Task to carry out ->
Repeat the entries below word for word, starting with the line that contains "Patent image size: (1082, 669)." and going on through the line that contains "The angular bracket 147 is at (962, 390).", with both of those lines included.

Input data ->
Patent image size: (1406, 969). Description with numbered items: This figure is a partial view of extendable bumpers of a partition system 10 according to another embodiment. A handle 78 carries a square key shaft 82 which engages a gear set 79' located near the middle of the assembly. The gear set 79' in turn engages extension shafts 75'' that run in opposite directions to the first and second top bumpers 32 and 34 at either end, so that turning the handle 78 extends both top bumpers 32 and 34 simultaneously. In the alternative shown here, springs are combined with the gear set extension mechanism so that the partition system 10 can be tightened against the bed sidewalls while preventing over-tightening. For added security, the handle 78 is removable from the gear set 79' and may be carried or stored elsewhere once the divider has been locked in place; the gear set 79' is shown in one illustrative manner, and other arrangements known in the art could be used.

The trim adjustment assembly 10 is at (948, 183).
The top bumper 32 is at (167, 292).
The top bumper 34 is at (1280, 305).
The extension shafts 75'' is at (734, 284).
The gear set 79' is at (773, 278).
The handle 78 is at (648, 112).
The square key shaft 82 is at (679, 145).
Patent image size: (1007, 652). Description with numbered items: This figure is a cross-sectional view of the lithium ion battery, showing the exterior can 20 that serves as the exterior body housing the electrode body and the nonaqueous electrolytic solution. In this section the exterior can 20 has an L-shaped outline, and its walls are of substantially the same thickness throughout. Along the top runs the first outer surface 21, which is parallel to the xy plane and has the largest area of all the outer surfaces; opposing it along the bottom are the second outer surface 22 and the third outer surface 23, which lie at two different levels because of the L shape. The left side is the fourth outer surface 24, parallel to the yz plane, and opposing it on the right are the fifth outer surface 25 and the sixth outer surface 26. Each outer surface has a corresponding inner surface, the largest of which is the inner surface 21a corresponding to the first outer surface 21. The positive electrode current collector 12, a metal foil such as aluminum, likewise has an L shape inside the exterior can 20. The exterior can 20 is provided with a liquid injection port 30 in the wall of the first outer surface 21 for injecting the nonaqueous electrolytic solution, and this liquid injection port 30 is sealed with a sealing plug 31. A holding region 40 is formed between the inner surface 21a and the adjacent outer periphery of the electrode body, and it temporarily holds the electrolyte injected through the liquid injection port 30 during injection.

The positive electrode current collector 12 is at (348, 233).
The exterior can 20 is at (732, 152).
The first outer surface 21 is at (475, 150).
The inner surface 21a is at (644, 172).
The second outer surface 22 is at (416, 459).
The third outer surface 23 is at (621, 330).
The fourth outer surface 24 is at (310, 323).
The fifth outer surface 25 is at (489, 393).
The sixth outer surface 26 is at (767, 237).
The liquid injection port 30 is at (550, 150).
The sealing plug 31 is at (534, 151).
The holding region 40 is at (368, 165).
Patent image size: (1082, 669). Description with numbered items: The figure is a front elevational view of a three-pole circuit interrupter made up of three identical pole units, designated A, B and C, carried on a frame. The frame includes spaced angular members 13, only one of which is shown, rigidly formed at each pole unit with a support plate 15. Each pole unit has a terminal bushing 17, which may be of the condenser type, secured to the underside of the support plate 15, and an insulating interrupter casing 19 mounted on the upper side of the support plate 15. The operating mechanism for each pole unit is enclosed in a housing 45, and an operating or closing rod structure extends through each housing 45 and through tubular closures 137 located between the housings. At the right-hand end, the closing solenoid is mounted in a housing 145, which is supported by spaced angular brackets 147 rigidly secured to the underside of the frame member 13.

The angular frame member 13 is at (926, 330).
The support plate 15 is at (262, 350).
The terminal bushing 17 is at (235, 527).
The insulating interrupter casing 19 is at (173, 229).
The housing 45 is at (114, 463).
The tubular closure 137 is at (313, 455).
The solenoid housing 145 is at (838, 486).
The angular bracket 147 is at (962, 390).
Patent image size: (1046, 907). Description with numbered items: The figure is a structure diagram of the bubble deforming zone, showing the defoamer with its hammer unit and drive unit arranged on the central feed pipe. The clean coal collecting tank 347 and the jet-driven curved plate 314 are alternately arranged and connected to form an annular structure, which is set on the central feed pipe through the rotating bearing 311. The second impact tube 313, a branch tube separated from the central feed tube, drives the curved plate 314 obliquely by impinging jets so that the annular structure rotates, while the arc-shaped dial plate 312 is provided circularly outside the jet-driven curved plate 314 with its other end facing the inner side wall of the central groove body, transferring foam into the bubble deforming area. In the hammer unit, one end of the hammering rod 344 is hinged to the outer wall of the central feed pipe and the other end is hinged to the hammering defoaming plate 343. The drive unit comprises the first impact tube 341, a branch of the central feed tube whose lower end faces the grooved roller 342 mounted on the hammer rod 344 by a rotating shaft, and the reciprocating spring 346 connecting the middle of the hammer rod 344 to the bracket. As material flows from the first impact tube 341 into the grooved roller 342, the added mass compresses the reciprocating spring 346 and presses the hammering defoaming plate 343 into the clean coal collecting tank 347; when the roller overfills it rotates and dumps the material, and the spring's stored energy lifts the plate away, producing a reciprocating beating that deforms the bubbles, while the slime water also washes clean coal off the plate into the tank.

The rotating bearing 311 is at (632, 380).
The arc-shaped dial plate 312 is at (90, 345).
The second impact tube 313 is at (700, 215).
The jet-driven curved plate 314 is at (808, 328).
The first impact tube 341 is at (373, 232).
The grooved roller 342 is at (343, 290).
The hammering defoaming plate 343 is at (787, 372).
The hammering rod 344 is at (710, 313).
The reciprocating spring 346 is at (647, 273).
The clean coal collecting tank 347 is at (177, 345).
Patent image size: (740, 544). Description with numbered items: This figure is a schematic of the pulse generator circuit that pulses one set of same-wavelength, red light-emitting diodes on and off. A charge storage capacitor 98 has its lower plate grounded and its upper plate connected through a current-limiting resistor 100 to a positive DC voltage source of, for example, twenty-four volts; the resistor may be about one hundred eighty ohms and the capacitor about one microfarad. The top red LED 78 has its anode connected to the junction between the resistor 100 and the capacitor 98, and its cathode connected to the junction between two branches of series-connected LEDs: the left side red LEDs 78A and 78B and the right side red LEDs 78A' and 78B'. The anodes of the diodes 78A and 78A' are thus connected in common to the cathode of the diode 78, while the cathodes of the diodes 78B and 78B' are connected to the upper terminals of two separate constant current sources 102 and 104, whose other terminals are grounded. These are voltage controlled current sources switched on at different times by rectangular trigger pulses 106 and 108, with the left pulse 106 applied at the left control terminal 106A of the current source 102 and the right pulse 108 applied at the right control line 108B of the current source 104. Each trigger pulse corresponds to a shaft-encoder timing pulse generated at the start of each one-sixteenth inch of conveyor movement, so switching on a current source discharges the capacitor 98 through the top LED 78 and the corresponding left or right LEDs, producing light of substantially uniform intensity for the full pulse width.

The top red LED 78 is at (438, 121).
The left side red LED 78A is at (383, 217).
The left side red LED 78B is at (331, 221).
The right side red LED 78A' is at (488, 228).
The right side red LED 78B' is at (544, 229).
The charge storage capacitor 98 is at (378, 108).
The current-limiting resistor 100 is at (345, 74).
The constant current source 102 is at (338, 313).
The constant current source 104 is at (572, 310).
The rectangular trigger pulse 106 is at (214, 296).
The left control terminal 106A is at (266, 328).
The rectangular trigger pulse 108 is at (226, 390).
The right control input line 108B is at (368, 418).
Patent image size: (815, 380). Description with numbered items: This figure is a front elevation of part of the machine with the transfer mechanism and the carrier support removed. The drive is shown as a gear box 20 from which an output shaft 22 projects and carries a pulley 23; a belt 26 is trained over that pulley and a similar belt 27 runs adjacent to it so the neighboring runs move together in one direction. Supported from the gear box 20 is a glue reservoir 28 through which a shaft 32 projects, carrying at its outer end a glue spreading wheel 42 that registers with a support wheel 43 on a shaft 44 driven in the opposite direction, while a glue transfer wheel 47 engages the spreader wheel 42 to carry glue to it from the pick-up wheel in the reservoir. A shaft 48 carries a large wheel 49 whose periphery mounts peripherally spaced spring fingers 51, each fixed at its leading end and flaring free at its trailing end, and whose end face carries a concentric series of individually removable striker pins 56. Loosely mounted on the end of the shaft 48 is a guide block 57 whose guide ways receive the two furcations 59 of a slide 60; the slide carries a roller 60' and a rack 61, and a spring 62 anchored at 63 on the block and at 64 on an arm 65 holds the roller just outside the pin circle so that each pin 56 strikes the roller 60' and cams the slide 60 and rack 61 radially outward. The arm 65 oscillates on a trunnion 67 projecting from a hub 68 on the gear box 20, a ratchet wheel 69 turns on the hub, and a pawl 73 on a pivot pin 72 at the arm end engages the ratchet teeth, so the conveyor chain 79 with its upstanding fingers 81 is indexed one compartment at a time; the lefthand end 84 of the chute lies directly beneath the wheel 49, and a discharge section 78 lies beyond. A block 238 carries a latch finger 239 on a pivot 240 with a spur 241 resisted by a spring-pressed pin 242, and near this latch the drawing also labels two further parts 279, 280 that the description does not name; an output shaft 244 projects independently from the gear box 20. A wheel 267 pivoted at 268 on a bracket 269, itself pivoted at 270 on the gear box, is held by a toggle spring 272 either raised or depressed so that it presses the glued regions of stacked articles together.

Output for this task ->
Patent image size: (1082, 669). Description with numbered items: The figure is a front elevational view of a three-pole circuit interrupter made up of three identical pole units, designated A, B and C, carried on a frame. The frame includes spaced angular members 13, only one of which is shown, rigidly formed at each pole unit with a support plate 15. Each pole unit has a terminal bushing 17, which may be of the condenser type, secured to the underside of the support plate 15, and an insulating interrupter casing 19 mounted on the upper side of the support plate 15. The operating mechanism for each pole unit is enclosed in a housing 45, and an operating or closing rod structure extends through each housing 45 and through tubular closures 137 located between the housings. At the right-hand end, the closing solenoid is mounted in a housing 145, which is supported by spaced angular brackets 147 rigidly secured to the underside of the frame member 13.

The angular frame member 13 is at (926, 330).
The support plate 15 is at (262, 350).
The terminal bushing 17 is at (235, 527).
The insulating interrupter casing 19 is at (173, 229).
The housing 45 is at (114, 463).
The tubular closure 137 is at (313, 455).
The solenoid housing 145 is at (838, 486).
The angular bracket 147 is at (962, 390).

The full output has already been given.